**THE PROBLEM:** Return each line of the listing that contains the string "ingreso".

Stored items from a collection
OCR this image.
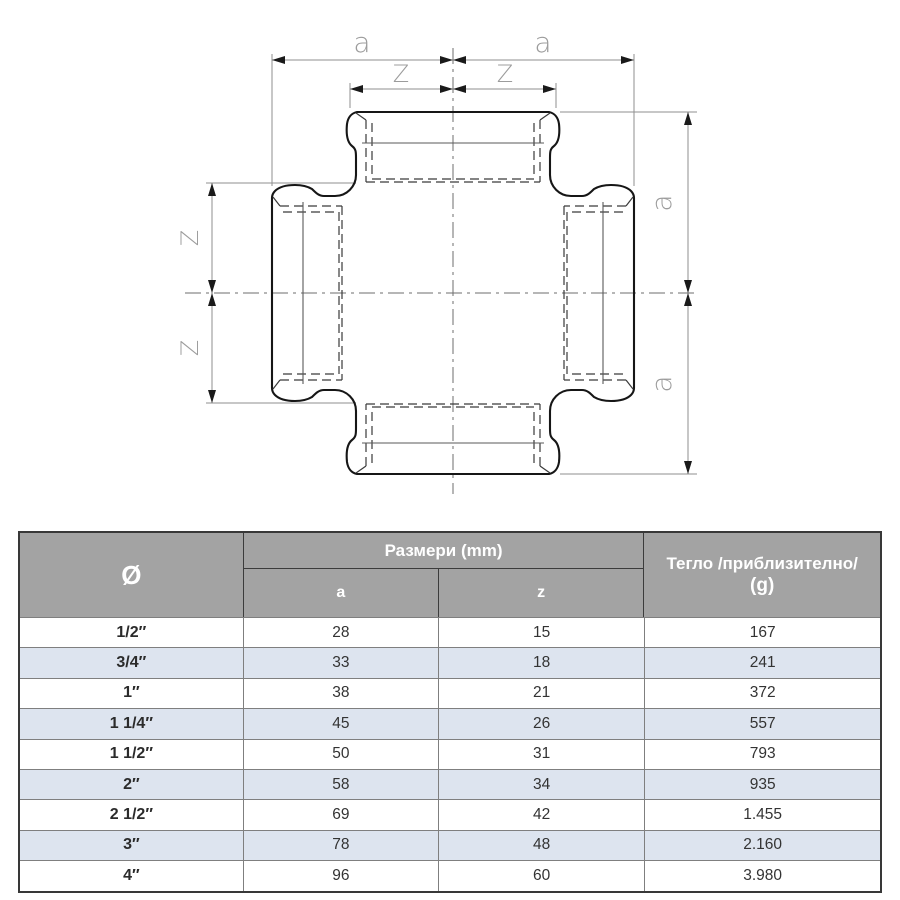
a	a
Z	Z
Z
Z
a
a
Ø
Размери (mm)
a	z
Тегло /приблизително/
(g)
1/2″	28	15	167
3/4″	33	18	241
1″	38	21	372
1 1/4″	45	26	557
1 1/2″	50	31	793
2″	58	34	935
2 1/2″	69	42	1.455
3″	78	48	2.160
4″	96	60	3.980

--

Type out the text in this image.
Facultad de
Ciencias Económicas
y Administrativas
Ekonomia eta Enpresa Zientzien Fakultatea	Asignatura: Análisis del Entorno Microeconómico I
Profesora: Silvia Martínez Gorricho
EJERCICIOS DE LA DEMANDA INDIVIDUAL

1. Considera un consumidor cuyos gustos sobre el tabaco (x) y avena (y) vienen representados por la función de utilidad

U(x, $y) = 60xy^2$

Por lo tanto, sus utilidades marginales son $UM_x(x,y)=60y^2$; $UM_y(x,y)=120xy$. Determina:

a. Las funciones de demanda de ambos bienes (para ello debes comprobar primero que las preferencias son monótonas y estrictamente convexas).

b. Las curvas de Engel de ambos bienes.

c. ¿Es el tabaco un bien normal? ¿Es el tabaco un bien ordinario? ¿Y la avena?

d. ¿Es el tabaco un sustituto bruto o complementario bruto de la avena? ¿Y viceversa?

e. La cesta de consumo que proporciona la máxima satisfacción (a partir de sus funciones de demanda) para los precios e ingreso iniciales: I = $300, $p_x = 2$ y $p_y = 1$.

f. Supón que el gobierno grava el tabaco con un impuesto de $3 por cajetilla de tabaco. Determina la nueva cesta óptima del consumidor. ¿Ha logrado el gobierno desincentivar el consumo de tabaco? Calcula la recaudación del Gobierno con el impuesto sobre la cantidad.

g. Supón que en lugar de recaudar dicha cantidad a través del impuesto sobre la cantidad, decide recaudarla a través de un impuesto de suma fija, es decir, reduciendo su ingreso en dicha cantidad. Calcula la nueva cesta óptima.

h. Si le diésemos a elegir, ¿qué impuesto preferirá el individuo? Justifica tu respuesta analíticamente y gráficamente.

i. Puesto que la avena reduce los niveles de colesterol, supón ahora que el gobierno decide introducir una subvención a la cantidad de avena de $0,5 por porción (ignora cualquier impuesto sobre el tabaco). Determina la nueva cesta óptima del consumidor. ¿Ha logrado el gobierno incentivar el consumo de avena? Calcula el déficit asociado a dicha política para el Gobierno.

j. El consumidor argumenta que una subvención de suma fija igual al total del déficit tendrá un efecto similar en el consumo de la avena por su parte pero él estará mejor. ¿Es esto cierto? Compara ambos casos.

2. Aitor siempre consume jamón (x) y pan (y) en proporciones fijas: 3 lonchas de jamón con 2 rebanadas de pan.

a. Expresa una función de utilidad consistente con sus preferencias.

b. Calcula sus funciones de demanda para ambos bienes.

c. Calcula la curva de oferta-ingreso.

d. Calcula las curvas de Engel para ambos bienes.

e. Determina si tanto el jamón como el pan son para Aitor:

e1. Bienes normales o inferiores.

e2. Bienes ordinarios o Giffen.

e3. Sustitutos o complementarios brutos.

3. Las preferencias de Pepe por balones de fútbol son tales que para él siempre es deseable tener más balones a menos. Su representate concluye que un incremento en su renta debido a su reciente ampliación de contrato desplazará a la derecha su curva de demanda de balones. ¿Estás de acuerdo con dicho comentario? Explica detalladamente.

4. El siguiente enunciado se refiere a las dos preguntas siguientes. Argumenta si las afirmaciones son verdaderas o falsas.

==

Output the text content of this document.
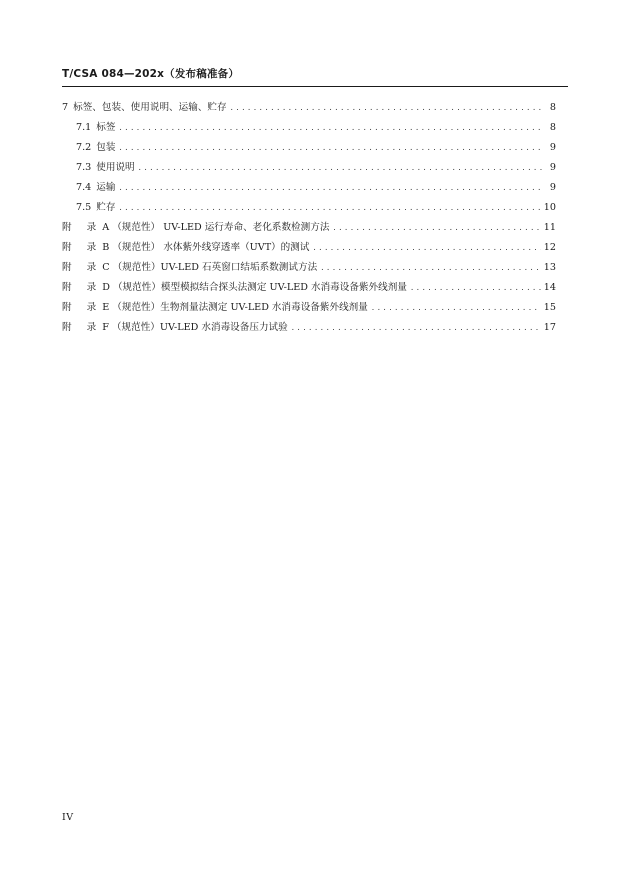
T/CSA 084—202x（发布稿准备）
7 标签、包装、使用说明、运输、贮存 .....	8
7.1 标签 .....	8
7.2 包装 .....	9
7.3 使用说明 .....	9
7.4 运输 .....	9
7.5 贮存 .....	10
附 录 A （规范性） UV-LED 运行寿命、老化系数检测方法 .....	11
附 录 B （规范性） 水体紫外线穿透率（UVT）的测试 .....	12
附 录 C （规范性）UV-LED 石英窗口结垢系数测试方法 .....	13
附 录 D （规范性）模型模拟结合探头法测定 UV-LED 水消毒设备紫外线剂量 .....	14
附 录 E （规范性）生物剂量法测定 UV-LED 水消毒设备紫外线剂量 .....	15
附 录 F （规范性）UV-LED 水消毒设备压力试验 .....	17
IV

**RESPONSE:**
e. La cesta de consumo que proporciona la máxima satisfacción (a partir de sus funciones de demanda) para los precios e ingreso iniciales: I = $300, $p_x = 2$ y $p_y = 1$.
g. Supón que en lugar de recaudar dicha cantidad a través del impuesto sobre la cantidad, decide recaudarla a través de un impuesto de suma fija, es decir, reduciendo su ingreso en dicha cantidad. Calcula la nueva cesta óptima.
c. Calcula la curva de oferta-ingreso.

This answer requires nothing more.